Required task: Would you transcribe the listing that follows, character for character, and omit its images?

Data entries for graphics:
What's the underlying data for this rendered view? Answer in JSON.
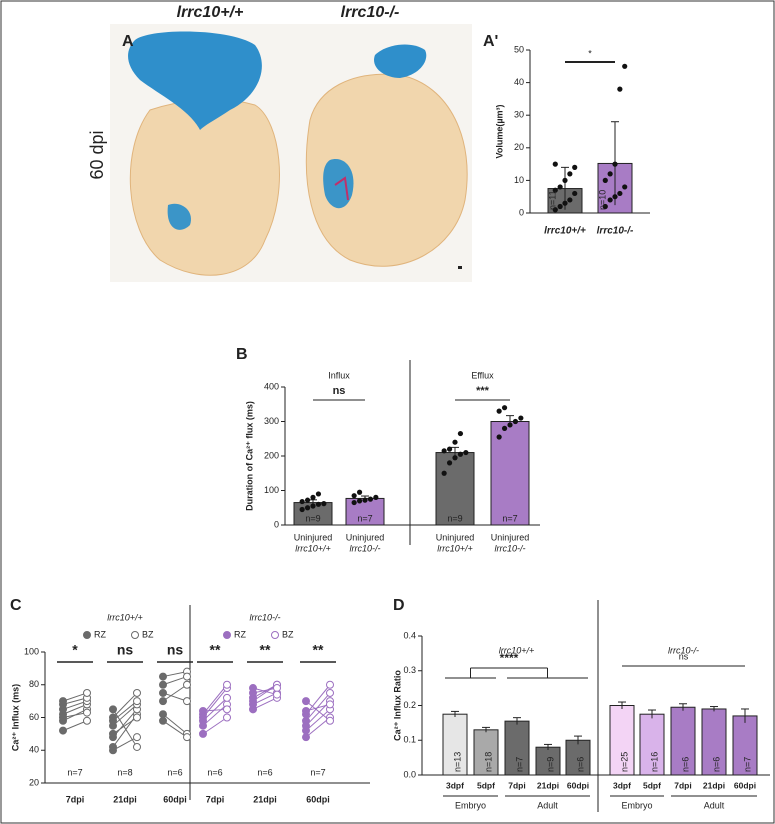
{
  "figure": {
    "panel_a": {
      "letter": "A",
      "columns": [
        "lrrc10+/+",
        "lrrc10-/-"
      ],
      "row_label": "60 dpi"
    }
  },
  "chart_data": [
    {
      "type": "bar",
      "panel": "A'",
      "ylabel": "Volume(µm³)",
      "categories": [
        "lrrc10+/+",
        "lrrc10-/-"
      ],
      "values": [
        7.5,
        15.2
      ],
      "errors": [
        6.5,
        12.8
      ],
      "colors": [
        "#6b6b6b",
        "#a87cc5"
      ],
      "n_labels": [
        "n=11",
        "n=10"
      ],
      "points": [
        [
          1,
          2,
          3,
          4,
          6,
          7,
          8,
          10,
          12,
          14,
          15
        ],
        [
          2,
          4,
          5,
          6,
          8,
          10,
          12,
          15,
          38,
          45
        ]
      ],
      "ylim": [
        0,
        50
      ],
      "yticks": [
        0,
        10,
        20,
        30,
        40,
        50
      ],
      "significance": "*"
    },
    {
      "type": "bar",
      "panel": "B",
      "ylabel": "Duration of Ca²⁺ flux (ms)",
      "groups": [
        {
          "name": "Influx",
          "significance": "ns"
        },
        {
          "name": "Efflux",
          "significance": "***"
        }
      ],
      "categories": [
        [
          "Uninjured",
          "lrrc10+/+"
        ],
        [
          "Uninjured",
          "lrrc10-/-"
        ],
        [
          "Uninjured",
          "lrrc10+/+"
        ],
        [
          "Uninjured",
          "lrrc10-/-"
        ]
      ],
      "values": [
        65,
        77,
        210,
        300
      ],
      "errors": [
        8,
        7,
        15,
        17
      ],
      "colors": [
        "#6b6b6b",
        "#a87cc5",
        "#6b6b6b",
        "#a87cc5"
      ],
      "n_labels": [
        "n=9",
        "n=7",
        "n=9",
        "n=7"
      ],
      "points": [
        [
          45,
          50,
          55,
          60,
          62,
          68,
          72,
          80,
          90
        ],
        [
          65,
          70,
          72,
          75,
          80,
          85,
          95
        ],
        [
          150,
          180,
          195,
          205,
          210,
          215,
          220,
          240,
          265
        ],
        [
          255,
          280,
          290,
          300,
          310,
          330,
          340
        ]
      ],
      "ylim": [
        0,
        400
      ],
      "yticks": [
        0,
        100,
        200,
        300,
        400
      ]
    },
    {
      "type": "paired",
      "panel": "C",
      "ylabel": "Ca²⁺ Influx (ms)",
      "ylim": [
        20,
        100
      ],
      "yticks": [
        20,
        40,
        60,
        80,
        100
      ],
      "legend": [
        "RZ",
        "BZ"
      ],
      "groups": [
        {
          "name": "lrrc10+/+",
          "color": "#6b6b6b",
          "timepoints": [
            {
              "label": "7dpi",
              "significance": "*",
              "n_label": "n=7",
              "rz": [
                52,
                58,
                62,
                65,
                68,
                70,
                60
              ],
              "bz": [
                58,
                65,
                68,
                70,
                72,
                75,
                63
              ]
            },
            {
              "label": "21dpi",
              "significance": "ns",
              "n_label": "n=8",
              "rz": [
                40,
                42,
                48,
                55,
                58,
                60,
                65,
                50
              ],
              "bz": [
                48,
                62,
                65,
                68,
                70,
                75,
                42,
                60
              ]
            },
            {
              "label": "60dpi",
              "significance": "ns",
              "n_label": "n=6",
              "rz": [
                85,
                80,
                75,
                70,
                62,
                58
              ],
              "bz": [
                88,
                85,
                70,
                80,
                50,
                48
              ]
            }
          ]
        },
        {
          "name": "lrrc10-/-",
          "color": "#9c6fc0",
          "timepoints": [
            {
              "label": "7dpi",
              "significance": "**",
              "n_label": "n=6",
              "rz": [
                50,
                55,
                58,
                60,
                62,
                64
              ],
              "bz": [
                60,
                68,
                72,
                78,
                80,
                65
              ]
            },
            {
              "label": "21dpi",
              "significance": "**",
              "n_label": "n=6",
              "rz": [
                65,
                68,
                70,
                72,
                75,
                78
              ],
              "bz": [
                72,
                75,
                80,
                80,
                78,
                74
              ]
            },
            {
              "label": "60dpi",
              "significance": "**",
              "n_label": "n=7",
              "rz": [
                48,
                52,
                55,
                58,
                62,
                64,
                70
              ],
              "bz": [
                60,
                65,
                70,
                75,
                80,
                68,
                58
              ]
            }
          ]
        }
      ]
    },
    {
      "type": "bar",
      "panel": "D",
      "ylabel": "Ca²⁺ Influx Ratio",
      "groups": [
        {
          "name": "lrrc10+/+",
          "significance": "****",
          "stages": [
            "Embryo",
            "Adult"
          ]
        },
        {
          "name": "lrrc10-/-",
          "significance": "ns",
          "stages": [
            "Embryo",
            "Adult"
          ]
        }
      ],
      "categories": [
        "3dpf",
        "5dpf",
        "7dpi",
        "21dpi",
        "60dpi",
        "3dpf",
        "5dpf",
        "7dpi",
        "21dpi",
        "60dpi"
      ],
      "values": [
        0.175,
        0.13,
        0.155,
        0.08,
        0.1,
        0.2,
        0.175,
        0.195,
        0.19,
        0.17
      ],
      "errors": [
        0.008,
        0.007,
        0.01,
        0.008,
        0.012,
        0.01,
        0.012,
        0.01,
        0.007,
        0.02
      ],
      "colors": [
        "#e6e6e6",
        "#a9a9a9",
        "#6b6b6b",
        "#6b6b6b",
        "#6b6b6b",
        "#f3d4f5",
        "#d9b3ea",
        "#a87cc5",
        "#a87cc5",
        "#a87cc5"
      ],
      "n_labels": [
        "n=13",
        "n=18",
        "n=7",
        "n=9",
        "n=6",
        "n=25",
        "n=16",
        "n=6",
        "n=6",
        "n=7"
      ],
      "ylim": [
        0,
        0.4
      ],
      "yticks": [
        {
          "value": 0,
          "label": "0.0"
        },
        0.1,
        0.2,
        0.3,
        0.4
      ]
    }
  ]
}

Solution:
What's the underlying data for this rendered view? Answer in JSON.
{
  "figure": {
    "panel_a": {
      "letter": "A",
      "columns": [
        "lrrc10+/+",
        "lrrc10-/-"
      ],
      "row_label": "60 dpi"
    }
  },
  "chart_data": [
    {
      "type": "bar",
      "panel": "A'",
      "ylabel": "Volume(µm³)",
      "categories": [
        "lrrc10+/+",
        "lrrc10-/-"
      ],
      "values": [
        7.5,
        15.2
      ],
      "errors": [
        6.5,
        12.8
      ],
      "colors": [
        "#6b6b6b",
        "#a87cc5"
      ],
      "n_labels": [
        "n=11",
        "n=10"
      ],
      "points": [
        [
          1,
          2,
          3,
          4,
          6,
          7,
          8,
          10,
          12,
          14,
          15
        ],
        [
          2,
          4,
          5,
          6,
          8,
          10,
          12,
          15,
          38,
          45
        ]
      ],
      "ylim": [
        0,
        50
      ],
      "yticks": [
        0,
        10,
        20,
        30,
        40,
        50
      ],
      "significance": "*"
    },
    {
      "type": "bar",
      "panel": "B",
      "ylabel": "Duration of Ca²⁺ flux (ms)",
      "groups": [
        {
          "name": "Influx",
          "significance": "ns"
        },
        {
          "name": "Efflux",
          "significance": "***"
        }
      ],
      "categories": [
        [
          "Uninjured",
          "lrrc10+/+"
        ],
        [
          "Uninjured",
          "lrrc10-/-"
        ],
        [
          "Uninjured",
          "lrrc10+/+"
        ],
        [
          "Uninjured",
          "lrrc10-/-"
        ]
      ],
      "values": [
        65,
        77,
        210,
        300
      ],
      "errors": [
        8,
        7,
        15,
        17
      ],
      "colors": [
        "#6b6b6b",
        "#a87cc5",
        "#6b6b6b",
        "#a87cc5"
      ],
      "n_labels": [
        "n=9",
        "n=7",
        "n=9",
        "n=7"
      ],
      "points": [
        [
          45,
          50,
          55,
          60,
          62,
          68,
          72,
          80,
          90
        ],
        [
          65,
          70,
          72,
          75,
          80,
          85,
          95
        ],
        [
          150,
          180,
          195,
          205,
          210,
          215,
          220,
          240,
          265
        ],
        [
          255,
          280,
          290,
          300,
          310,
          330,
          340
        ]
      ],
      "ylim": [
        0,
        400
      ],
      "yticks": [
        0,
        100,
        200,
        300,
        400
      ]
    },
    {
      "type": "paired",
      "panel": "C",
      "ylabel": "Ca²⁺ Influx (ms)",
      "ylim": [
        20,
        100
      ],
      "yticks": [
        20,
        40,
        60,
        80,
        100
      ],
      "legend": [
        "RZ",
        "BZ"
      ],
      "groups": [
        {
          "name": "lrrc10+/+",
          "color": "#6b6b6b",
          "timepoints": [
            {
              "label": "7dpi",
              "significance": "*",
              "n_label": "n=7",
              "rz": [
                52,
                58,
                62,
                65,
                68,
                70,
                60
              ],
              "bz": [
                58,
                65,
                68,
                70,
                72,
                75,
                63
              ]
            },
            {
              "label": "21dpi",
              "significance": "ns",
              "n_label": "n=8",
              "rz": [
                40,
                42,
                48,
                55,
                58,
                60,
                65,
                50
              ],
              "bz": [
                48,
                62,
                65,
                68,
                70,
                75,
                42,
                60
              ]
            },
            {
              "label": "60dpi",
              "significance": "ns",
              "n_label": "n=6",
              "rz": [
                85,
                80,
                75,
                70,
                62,
                58
              ],
              "bz": [
                88,
                85,
                70,
                80,
                50,
                48
              ]
            }
          ]
        },
        {
          "name": "lrrc10-/-",
          "color": "#9c6fc0",
          "timepoints": [
            {
              "label": "7dpi",
              "significance": "**",
              "n_label": "n=6",
              "rz": [
                50,
                55,
                58,
                60,
                62,
                64
              ],
              "bz": [
                60,
                68,
                72,
                78,
                80,
                65
              ]
            },
            {
              "label": "21dpi",
              "significance": "**",
              "n_label": "n=6",
              "rz": [
                65,
                68,
                70,
                72,
                75,
                78
              ],
              "bz": [
                72,
                75,
                80,
                80,
                78,
                74
              ]
            },
            {
              "label": "60dpi",
              "significance": "**",
              "n_label": "n=7",
              "rz": [
                48,
                52,
                55,
                58,
                62,
                64,
                70
              ],
              "bz": [
                60,
                65,
                70,
                75,
                80,
                68,
                58
              ]
            }
          ]
        }
      ]
    },
    {
      "type": "bar",
      "panel": "D",
      "ylabel": "Ca²⁺ Influx Ratio",
      "groups": [
        {
          "name": "lrrc10+/+",
          "significance": "****",
          "stages": [
            "Embryo",
            "Adult"
          ]
        },
        {
          "name": "lrrc10-/-",
          "significance": "ns",
          "stages": [
            "Embryo",
            "Adult"
          ]
        }
      ],
      "categories": [
        "3dpf",
        "5dpf",
        "7dpi",
        "21dpi",
        "60dpi",
        "3dpf",
        "5dpf",
        "7dpi",
        "21dpi",
        "60dpi"
      ],
      "values": [
        0.175,
        0.13,
        0.155,
        0.08,
        0.1,
        0.2,
        0.175,
        0.195,
        0.19,
        0.17
      ],
      "errors": [
        0.008,
        0.007,
        0.01,
        0.008,
        0.012,
        0.01,
        0.012,
        0.01,
        0.007,
        0.02
      ],
      "colors": [
        "#e6e6e6",
        "#a9a9a9",
        "#6b6b6b",
        "#6b6b6b",
        "#6b6b6b",
        "#f3d4f5",
        "#d9b3ea",
        "#a87cc5",
        "#a87cc5",
        "#a87cc5"
      ],
      "n_labels": [
        "n=13",
        "n=18",
        "n=7",
        "n=9",
        "n=6",
        "n=25",
        "n=16",
        "n=6",
        "n=6",
        "n=7"
      ],
      "ylim": [
        0,
        0.4
      ],
      "yticks": [
        {
          "value": 0,
          "label": "0.0"
        },
        0.1,
        0.2,
        0.3,
        0.4
      ]
    }
  ]
}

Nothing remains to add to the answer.